• **Dataset records**:
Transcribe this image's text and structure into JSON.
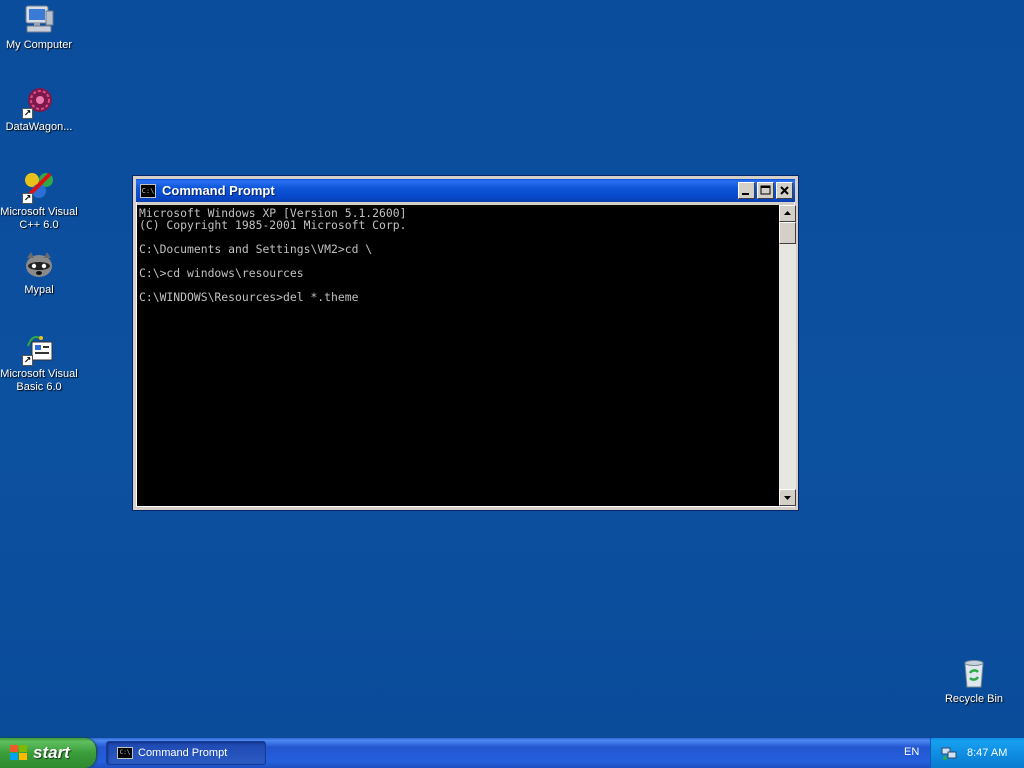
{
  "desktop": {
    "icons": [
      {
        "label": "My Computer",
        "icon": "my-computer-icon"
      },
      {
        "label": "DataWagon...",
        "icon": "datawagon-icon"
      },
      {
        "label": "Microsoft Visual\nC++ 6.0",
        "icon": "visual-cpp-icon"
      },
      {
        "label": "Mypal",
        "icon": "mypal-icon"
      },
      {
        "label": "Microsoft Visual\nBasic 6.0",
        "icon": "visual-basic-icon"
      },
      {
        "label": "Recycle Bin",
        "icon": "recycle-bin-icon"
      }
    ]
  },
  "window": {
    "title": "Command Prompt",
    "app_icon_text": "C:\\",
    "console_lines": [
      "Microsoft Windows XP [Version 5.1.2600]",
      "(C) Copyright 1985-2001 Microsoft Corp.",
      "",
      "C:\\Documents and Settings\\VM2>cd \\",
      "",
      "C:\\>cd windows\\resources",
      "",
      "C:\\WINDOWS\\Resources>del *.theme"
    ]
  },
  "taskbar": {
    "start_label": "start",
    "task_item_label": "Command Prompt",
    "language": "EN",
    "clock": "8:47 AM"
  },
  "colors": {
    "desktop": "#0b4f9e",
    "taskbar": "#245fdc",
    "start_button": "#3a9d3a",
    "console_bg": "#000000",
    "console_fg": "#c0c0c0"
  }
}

• **EXERCISE DETAILS**: Make an exact copy of the records shown above, without the pictures.

• **ANSWER FOR THE TASK**:
Transcribe this image's text and structure into JSON.
{
  "desktop": {
    "icons": [
      {
        "label": "My Computer",
        "icon": "my-computer-icon"
      },
      {
        "label": "DataWagon...",
        "icon": "datawagon-icon"
      },
      {
        "label": "Microsoft Visual\nC++ 6.0",
        "icon": "visual-cpp-icon"
      },
      {
        "label": "Mypal",
        "icon": "mypal-icon"
      },
      {
        "label": "Microsoft Visual\nBasic 6.0",
        "icon": "visual-basic-icon"
      },
      {
        "label": "Recycle Bin",
        "icon": "recycle-bin-icon"
      }
    ]
  },
  "window": {
    "title": "Command Prompt",
    "app_icon_text": "C:\\",
    "console_lines": [
      "Microsoft Windows XP [Version 5.1.2600]",
      "(C) Copyright 1985-2001 Microsoft Corp.",
      "",
      "C:\\Documents and Settings\\VM2>cd \\",
      "",
      "C:\\>cd windows\\resources",
      "",
      "C:\\WINDOWS\\Resources>del *.theme"
    ]
  },
  "taskbar": {
    "start_label": "start",
    "task_item_label": "Command Prompt",
    "language": "EN",
    "clock": "8:47 AM"
  },
  "colors": {
    "desktop": "#0b4f9e",
    "taskbar": "#245fdc",
    "start_button": "#3a9d3a",
    "console_bg": "#000000",
    "console_fg": "#c0c0c0"
  }
}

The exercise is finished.